THE TASK:
Search the material below for the word "page". Copy every line that has it.

THE INPUT:
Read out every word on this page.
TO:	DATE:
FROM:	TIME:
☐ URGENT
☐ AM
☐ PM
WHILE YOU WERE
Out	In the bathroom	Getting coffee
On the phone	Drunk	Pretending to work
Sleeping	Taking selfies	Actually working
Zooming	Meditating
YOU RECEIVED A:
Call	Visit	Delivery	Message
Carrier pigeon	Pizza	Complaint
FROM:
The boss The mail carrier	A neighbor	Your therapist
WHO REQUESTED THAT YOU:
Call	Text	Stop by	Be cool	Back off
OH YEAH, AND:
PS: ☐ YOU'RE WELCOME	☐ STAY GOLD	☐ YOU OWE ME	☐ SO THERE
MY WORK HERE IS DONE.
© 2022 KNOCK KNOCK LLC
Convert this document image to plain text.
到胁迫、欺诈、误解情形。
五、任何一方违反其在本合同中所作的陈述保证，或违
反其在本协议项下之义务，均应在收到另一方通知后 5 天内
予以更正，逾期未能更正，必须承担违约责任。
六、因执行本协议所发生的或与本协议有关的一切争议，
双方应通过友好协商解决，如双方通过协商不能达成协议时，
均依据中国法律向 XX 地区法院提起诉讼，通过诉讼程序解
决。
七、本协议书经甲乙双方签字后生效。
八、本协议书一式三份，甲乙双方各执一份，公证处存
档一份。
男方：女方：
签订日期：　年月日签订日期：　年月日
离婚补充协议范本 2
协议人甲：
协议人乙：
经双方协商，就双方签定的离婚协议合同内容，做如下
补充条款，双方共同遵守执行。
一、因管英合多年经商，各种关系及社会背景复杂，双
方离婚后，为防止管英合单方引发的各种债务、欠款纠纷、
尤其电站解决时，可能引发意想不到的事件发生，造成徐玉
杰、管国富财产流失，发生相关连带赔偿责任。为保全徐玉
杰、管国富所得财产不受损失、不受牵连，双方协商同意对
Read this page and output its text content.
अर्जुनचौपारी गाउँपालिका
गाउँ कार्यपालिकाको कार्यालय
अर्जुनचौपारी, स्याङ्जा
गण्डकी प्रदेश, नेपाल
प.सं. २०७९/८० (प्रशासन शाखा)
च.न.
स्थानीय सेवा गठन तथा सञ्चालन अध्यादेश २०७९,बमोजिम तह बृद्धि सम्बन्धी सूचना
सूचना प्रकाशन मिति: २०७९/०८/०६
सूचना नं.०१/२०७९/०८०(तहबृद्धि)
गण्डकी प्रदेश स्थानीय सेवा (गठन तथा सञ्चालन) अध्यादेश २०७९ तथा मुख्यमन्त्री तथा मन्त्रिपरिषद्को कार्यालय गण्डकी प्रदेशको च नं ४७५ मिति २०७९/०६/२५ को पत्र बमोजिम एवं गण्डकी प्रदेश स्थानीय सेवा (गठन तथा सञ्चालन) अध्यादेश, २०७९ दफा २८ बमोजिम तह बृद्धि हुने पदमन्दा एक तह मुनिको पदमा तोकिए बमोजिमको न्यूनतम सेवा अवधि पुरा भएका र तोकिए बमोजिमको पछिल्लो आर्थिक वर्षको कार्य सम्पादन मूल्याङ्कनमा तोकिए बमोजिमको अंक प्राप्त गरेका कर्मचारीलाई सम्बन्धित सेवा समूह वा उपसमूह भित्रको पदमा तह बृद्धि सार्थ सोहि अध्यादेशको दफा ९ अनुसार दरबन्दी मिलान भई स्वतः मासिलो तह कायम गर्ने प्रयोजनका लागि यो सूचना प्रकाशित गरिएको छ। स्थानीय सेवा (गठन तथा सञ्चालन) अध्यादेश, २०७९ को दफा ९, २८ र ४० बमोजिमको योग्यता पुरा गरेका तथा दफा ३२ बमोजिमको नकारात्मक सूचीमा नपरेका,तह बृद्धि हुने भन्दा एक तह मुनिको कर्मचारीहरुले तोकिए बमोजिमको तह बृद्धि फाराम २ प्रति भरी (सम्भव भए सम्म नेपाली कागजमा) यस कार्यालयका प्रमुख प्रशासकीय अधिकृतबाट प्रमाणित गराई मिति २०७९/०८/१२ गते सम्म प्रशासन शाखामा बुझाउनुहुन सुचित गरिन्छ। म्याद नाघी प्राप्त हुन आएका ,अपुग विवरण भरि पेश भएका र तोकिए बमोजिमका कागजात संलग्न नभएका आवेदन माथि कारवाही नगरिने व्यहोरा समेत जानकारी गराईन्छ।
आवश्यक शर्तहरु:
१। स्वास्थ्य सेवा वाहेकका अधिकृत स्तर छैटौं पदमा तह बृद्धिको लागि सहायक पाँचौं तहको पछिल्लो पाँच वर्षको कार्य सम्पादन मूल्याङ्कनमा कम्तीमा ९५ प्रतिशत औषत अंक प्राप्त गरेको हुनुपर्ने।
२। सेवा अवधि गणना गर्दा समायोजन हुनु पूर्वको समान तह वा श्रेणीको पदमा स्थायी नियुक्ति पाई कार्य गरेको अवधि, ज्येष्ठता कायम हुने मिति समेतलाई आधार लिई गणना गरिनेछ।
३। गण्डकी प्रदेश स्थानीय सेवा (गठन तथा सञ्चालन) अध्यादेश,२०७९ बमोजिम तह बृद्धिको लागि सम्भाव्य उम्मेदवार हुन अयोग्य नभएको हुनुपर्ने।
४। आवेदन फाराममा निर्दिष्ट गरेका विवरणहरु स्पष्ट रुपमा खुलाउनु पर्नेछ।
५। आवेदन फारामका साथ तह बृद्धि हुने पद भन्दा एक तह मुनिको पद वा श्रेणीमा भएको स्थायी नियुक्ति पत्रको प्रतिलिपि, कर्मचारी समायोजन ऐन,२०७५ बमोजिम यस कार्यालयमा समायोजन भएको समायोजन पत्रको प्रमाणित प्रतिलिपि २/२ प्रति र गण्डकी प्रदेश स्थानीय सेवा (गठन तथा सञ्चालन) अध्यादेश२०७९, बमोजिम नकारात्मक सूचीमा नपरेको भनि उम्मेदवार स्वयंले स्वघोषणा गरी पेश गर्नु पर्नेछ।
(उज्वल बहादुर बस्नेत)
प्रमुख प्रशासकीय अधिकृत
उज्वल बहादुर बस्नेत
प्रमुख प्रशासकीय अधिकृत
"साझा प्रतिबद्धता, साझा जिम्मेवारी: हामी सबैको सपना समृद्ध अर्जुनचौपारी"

THE SOLUTION:
Read out every word on this page.
Read this page and output its text content.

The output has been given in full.